What the exercise asks
Reproduce every entry exactly, without alteration.
------------------------------------------------------------
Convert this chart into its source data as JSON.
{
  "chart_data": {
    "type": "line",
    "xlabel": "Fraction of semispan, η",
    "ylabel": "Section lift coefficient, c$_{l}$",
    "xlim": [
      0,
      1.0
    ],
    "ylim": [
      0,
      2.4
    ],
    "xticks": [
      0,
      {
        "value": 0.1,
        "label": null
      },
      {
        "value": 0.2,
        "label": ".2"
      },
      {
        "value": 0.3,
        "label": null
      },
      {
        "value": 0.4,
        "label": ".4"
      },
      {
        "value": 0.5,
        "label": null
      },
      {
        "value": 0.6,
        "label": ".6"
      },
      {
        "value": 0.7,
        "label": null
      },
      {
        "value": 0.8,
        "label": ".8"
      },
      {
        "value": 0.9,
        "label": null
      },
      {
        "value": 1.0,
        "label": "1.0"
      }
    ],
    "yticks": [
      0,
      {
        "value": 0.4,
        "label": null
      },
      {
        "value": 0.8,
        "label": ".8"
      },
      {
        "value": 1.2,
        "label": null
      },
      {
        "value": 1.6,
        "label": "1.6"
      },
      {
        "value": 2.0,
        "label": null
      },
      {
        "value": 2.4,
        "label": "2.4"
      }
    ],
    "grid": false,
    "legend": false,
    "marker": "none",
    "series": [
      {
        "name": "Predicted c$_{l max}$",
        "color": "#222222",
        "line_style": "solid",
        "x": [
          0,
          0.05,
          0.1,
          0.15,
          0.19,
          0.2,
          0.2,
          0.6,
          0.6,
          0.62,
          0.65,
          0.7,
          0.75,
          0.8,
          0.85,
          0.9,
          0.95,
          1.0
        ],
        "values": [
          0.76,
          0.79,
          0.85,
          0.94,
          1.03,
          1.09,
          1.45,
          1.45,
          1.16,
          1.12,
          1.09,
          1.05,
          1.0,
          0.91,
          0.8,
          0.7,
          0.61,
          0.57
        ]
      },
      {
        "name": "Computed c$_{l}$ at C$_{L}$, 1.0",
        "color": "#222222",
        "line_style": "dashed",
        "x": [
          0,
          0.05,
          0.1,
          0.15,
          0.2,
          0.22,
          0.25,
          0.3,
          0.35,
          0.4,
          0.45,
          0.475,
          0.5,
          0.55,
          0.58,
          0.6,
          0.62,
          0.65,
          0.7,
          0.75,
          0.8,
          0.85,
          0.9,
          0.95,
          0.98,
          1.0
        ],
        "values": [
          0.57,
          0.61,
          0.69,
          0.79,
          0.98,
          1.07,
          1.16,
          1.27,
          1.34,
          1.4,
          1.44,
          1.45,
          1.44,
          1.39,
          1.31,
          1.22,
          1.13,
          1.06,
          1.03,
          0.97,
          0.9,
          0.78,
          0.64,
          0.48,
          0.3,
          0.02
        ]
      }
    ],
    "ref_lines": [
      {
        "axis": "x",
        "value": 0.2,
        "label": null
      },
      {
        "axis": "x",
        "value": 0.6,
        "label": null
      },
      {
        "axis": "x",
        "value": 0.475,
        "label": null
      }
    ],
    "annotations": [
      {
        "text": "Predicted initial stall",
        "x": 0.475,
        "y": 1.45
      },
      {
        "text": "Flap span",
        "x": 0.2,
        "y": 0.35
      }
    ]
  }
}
------------------------------------------------------------
The reply
Convert this chart into its source data as JSON.
{
  "chart_data": {
    "type": "line",
    "xlabel": "Fraction of semispan, η",
    "ylabel": "Section lift coefficient, c$_{l}$",
    "xlim": [
      0,
      1.0
    ],
    "ylim": [
      0,
      2.4
    ],
    "xticks": [
      0,
      {
        "value": 0.1,
        "label": null
      },
      {
        "value": 0.2,
        "label": ".2"
      },
      {
        "value": 0.3,
        "label": null
      },
      {
        "value": 0.4,
        "label": ".4"
      },
      {
        "value": 0.5,
        "label": null
      },
      {
        "value": 0.6,
        "label": ".6"
      },
      {
        "value": 0.7,
        "label": null
      },
      {
        "value": 0.8,
        "label": ".8"
      },
      {
        "value": 0.9,
        "label": null
      },
      {
        "value": 1.0,
        "label": "1.0"
      }
    ],
    "yticks": [
      0,
      {
        "value": 0.4,
        "label": null
      },
      {
        "value": 0.8,
        "label": ".8"
      },
      {
        "value": 1.2,
        "label": null
      },
      {
        "value": 1.6,
        "label": "1.6"
      },
      {
        "value": 2.0,
        "label": null
      },
      {
        "value": 2.4,
        "label": "2.4"
      }
    ],
    "grid": false,
    "legend": false,
    "marker": "none",
    "series": [
      {
        "name": "Predicted c$_{l max}$",
        "color": "#222222",
        "line_style": "solid",
        "x": [
          0,
          0.05,
          0.1,
          0.15,
          0.19,
          0.2,
          0.2,
          0.6,
          0.6,
          0.62,
          0.65,
          0.7,
          0.75,
          0.8,
          0.85,
          0.9,
          0.95,
          1.0
        ],
        "values": [
          0.76,
          0.79,
          0.85,
          0.94,
          1.03,
          1.09,
          1.45,
          1.45,
          1.16,
          1.12,
          1.09,
          1.05,
          1.0,
          0.91,
          0.8,
          0.7,
          0.61,
          0.57
        ]
      },
      {
        "name": "Computed c$_{l}$ at C$_{L}$, 1.0",
        "color": "#222222",
        "line_style": "dashed",
        "x": [
          0,
          0.05,
          0.1,
          0.15,
          0.2,
          0.22,
          0.25,
          0.3,
          0.35,
          0.4,
          0.45,
          0.475,
          0.5,
          0.55,
          0.58,
          0.6,
          0.62,
          0.65,
          0.7,
          0.75,
          0.8,
          0.85,
          0.9,
          0.95,
          0.98,
          1.0
        ],
        "values": [
          0.57,
          0.61,
          0.69,
          0.79,
          0.98,
          1.07,
          1.16,
          1.27,
          1.34,
          1.4,
          1.44,
          1.45,
          1.44,
          1.39,
          1.31,
          1.22,
          1.13,
          1.06,
          1.03,
          0.97,
          0.9,
          0.78,
          0.64,
          0.48,
          0.3,
          0.02
        ]
      }
    ],
    "ref_lines": [
      {
        "axis": "x",
        "value": 0.2,
        "label": null
      },
      {
        "axis": "x",
        "value": 0.6,
        "label": null
      },
      {
        "axis": "x",
        "value": 0.475,
        "label": null
      }
    ],
    "annotations": [
      {
        "text": "Predicted initial stall",
        "x": 0.475,
        "y": 1.45
      },
      {
        "text": "Flap span",
        "x": 0.2,
        "y": 0.35
      }
    ]
  }
}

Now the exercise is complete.